What to work on »
Exactly repeat the material, dropping every picture from the copy.

Record extracts »
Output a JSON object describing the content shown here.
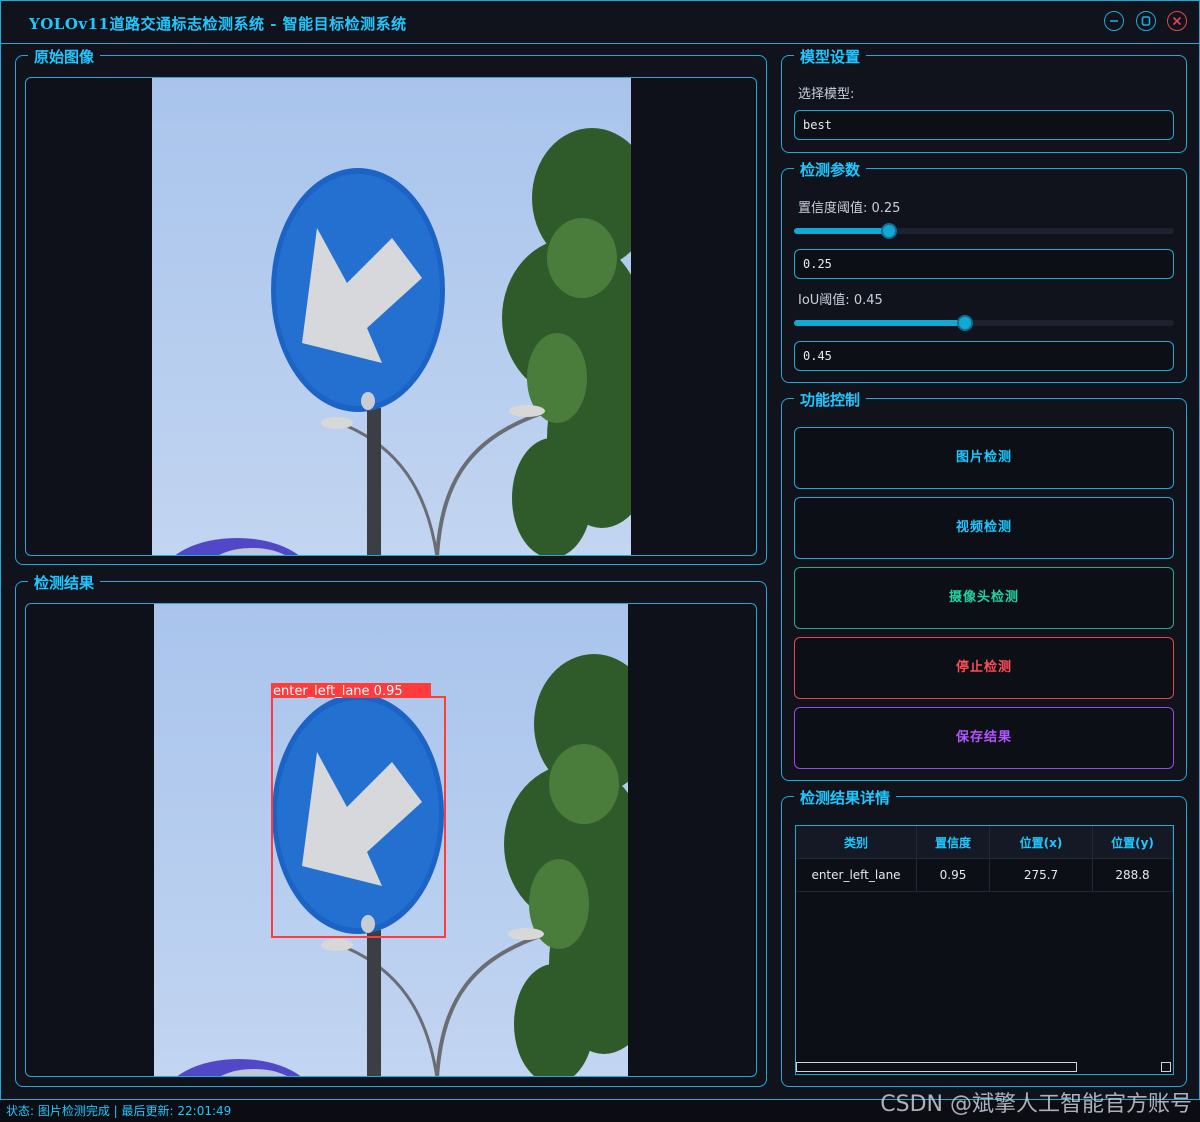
{
  "window": {
    "title": "YOLOv11道路交通标志检测系统 - 智能目标检测系统"
  },
  "panels": {
    "original_label": "原始图像",
    "result_label": "检测结果"
  },
  "detection_box": {
    "label": "enter_left_lane  0.95"
  },
  "model_settings": {
    "group_label": "模型设置",
    "select_label": "选择模型:",
    "select_value": "best"
  },
  "params": {
    "group_label": "检测参数",
    "conf_label": "置信度阈值: 0.25",
    "conf_value": "0.25",
    "conf_fraction": 0.25,
    "iou_label": "IoU阈值: 0.45",
    "iou_value": "0.45",
    "iou_fraction": 0.45
  },
  "functions": {
    "group_label": "功能控制",
    "image_detect": "图片检测",
    "video_detect": "视频检测",
    "camera_detect": "摄像头检测",
    "stop_detect": "停止检测",
    "save_result": "保存结果"
  },
  "colors": {
    "accent": "#1ec8ff",
    "image_btn": "#1ec8ff",
    "video_btn": "#1ec8ff",
    "camera_btn": "#22d3a0",
    "stop_btn": "#ff4d57",
    "save_btn": "#b455ff"
  },
  "results": {
    "group_label": "检测结果详情",
    "headers": [
      "类别",
      "置信度",
      "位置(x)",
      "位置(y)"
    ],
    "rows": [
      [
        "enter_left_lane",
        "0.95",
        "275.7",
        "288.8"
      ]
    ]
  },
  "status": {
    "text": "状态: 图片检测完成 | 最后更新: 22:01:49"
  },
  "watermark": "CSDN @斌擎人工智能官方账号"
}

Result »
Output a JSON object describing the content shown here.
{
  "window": {
    "title": "YOLOv11道路交通标志检测系统 - 智能目标检测系统"
  },
  "panels": {
    "original_label": "原始图像",
    "result_label": "检测结果"
  },
  "detection_box": {
    "label": "enter_left_lane  0.95"
  },
  "model_settings": {
    "group_label": "模型设置",
    "select_label": "选择模型:",
    "select_value": "best"
  },
  "params": {
    "group_label": "检测参数",
    "conf_label": "置信度阈值: 0.25",
    "conf_value": "0.25",
    "conf_fraction": 0.25,
    "iou_label": "IoU阈值: 0.45",
    "iou_value": "0.45",
    "iou_fraction": 0.45
  },
  "functions": {
    "group_label": "功能控制",
    "image_detect": "图片检测",
    "video_detect": "视频检测",
    "camera_detect": "摄像头检测",
    "stop_detect": "停止检测",
    "save_result": "保存结果"
  },
  "colors": {
    "accent": "#1ec8ff",
    "image_btn": "#1ec8ff",
    "video_btn": "#1ec8ff",
    "camera_btn": "#22d3a0",
    "stop_btn": "#ff4d57",
    "save_btn": "#b455ff"
  },
  "results": {
    "group_label": "检测结果详情",
    "headers": [
      "类别",
      "置信度",
      "位置(x)",
      "位置(y)"
    ],
    "rows": [
      [
        "enter_left_lane",
        "0.95",
        "275.7",
        "288.8"
      ]
    ]
  },
  "status": {
    "text": "状态: 图片检测完成 | 最后更新: 22:01:49"
  },
  "watermark": "CSDN @斌擎人工智能官方账号"
}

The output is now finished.